■ **EXERCISE AIM**: Here are records with pictures in them. Copy all of them exactly and leave the pictures out.

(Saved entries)
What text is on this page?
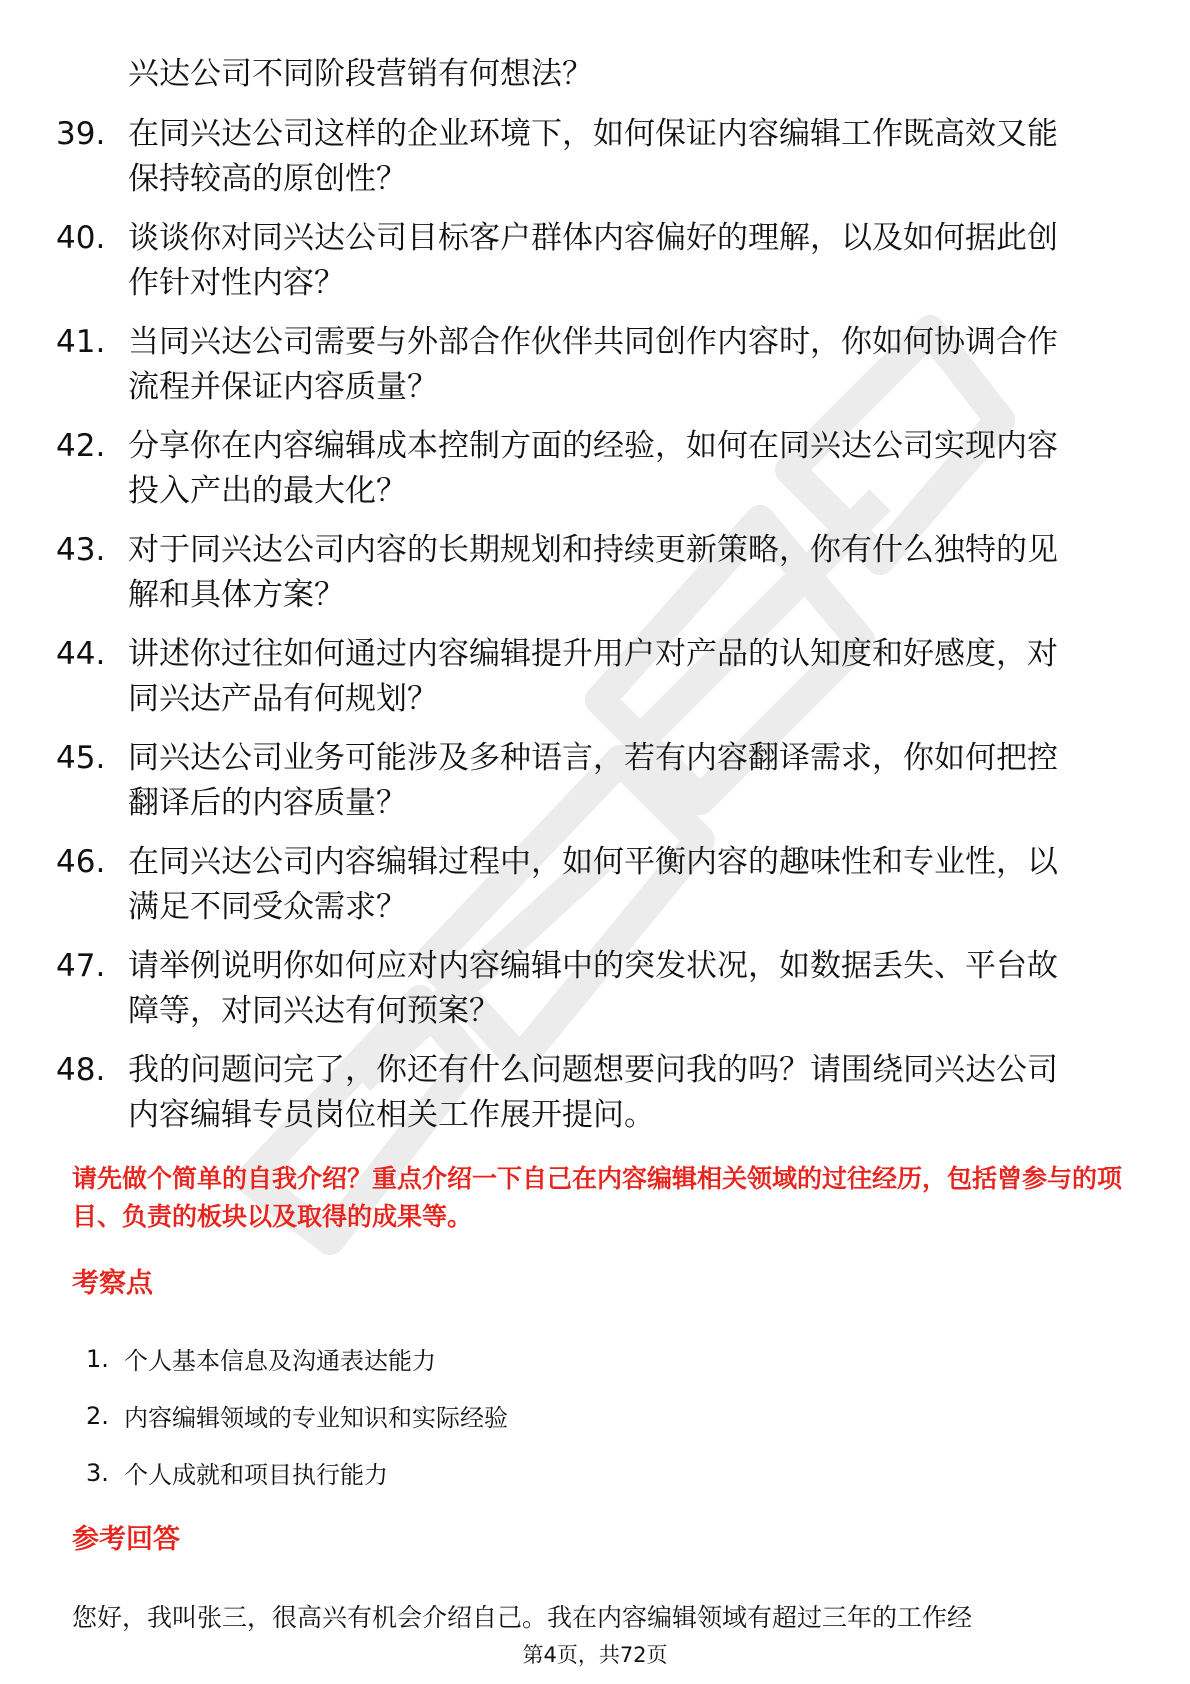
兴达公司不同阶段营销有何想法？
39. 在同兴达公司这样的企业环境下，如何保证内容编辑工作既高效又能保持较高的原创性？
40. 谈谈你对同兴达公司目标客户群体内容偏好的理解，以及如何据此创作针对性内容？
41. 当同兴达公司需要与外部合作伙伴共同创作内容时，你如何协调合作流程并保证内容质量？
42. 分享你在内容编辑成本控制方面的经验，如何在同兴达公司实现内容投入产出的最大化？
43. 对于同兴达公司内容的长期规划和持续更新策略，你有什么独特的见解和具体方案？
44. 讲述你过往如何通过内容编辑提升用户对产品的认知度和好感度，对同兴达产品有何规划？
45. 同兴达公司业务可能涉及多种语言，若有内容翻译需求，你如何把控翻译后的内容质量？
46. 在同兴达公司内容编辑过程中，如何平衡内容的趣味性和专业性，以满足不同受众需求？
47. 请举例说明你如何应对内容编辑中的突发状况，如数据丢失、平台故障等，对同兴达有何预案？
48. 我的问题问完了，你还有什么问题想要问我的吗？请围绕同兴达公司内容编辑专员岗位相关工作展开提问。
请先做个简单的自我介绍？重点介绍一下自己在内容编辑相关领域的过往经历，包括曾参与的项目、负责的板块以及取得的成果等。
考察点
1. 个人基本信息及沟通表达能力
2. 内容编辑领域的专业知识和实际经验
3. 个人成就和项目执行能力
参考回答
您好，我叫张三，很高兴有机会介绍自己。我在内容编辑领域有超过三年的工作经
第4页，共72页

■ **REPLY**:
What text is on this page?
兴达公司不同阶段营销有何想法？
39. 在同兴达公司这样的企业环境下，如何保证内容编辑工作既高效又能保持较高的原创性？
40. 谈谈你对同兴达公司目标客户群体内容偏好的理解，以及如何据此创作针对性内容？
41. 当同兴达公司需要与外部合作伙伴共同创作内容时，你如何协调合作流程并保证内容质量？
42. 分享你在内容编辑成本控制方面的经验，如何在同兴达公司实现内容投入产出的最大化？
43. 对于同兴达公司内容的长期规划和持续更新策略，你有什么独特的见解和具体方案？
44. 讲述你过往如何通过内容编辑提升用户对产品的认知度和好感度，对同兴达产品有何规划？
45. 同兴达公司业务可能涉及多种语言，若有内容翻译需求，你如何把控翻译后的内容质量？
46. 在同兴达公司内容编辑过程中，如何平衡内容的趣味性和专业性，以满足不同受众需求？
47. 请举例说明你如何应对内容编辑中的突发状况，如数据丢失、平台故障等，对同兴达有何预案？
48. 我的问题问完了，你还有什么问题想要问我的吗？请围绕同兴达公司内容编辑专员岗位相关工作展开提问。
请先做个简单的自我介绍？重点介绍一下自己在内容编辑相关领域的过往经历，包括曾参与的项目、负责的板块以及取得的成果等。
考察点
1. 个人基本信息及沟通表达能力
2. 内容编辑领域的专业知识和实际经验
3. 个人成就和项目执行能力
参考回答
您好，我叫张三，很高兴有机会介绍自己。我在内容编辑领域有超过三年的工作经
第4页，共72页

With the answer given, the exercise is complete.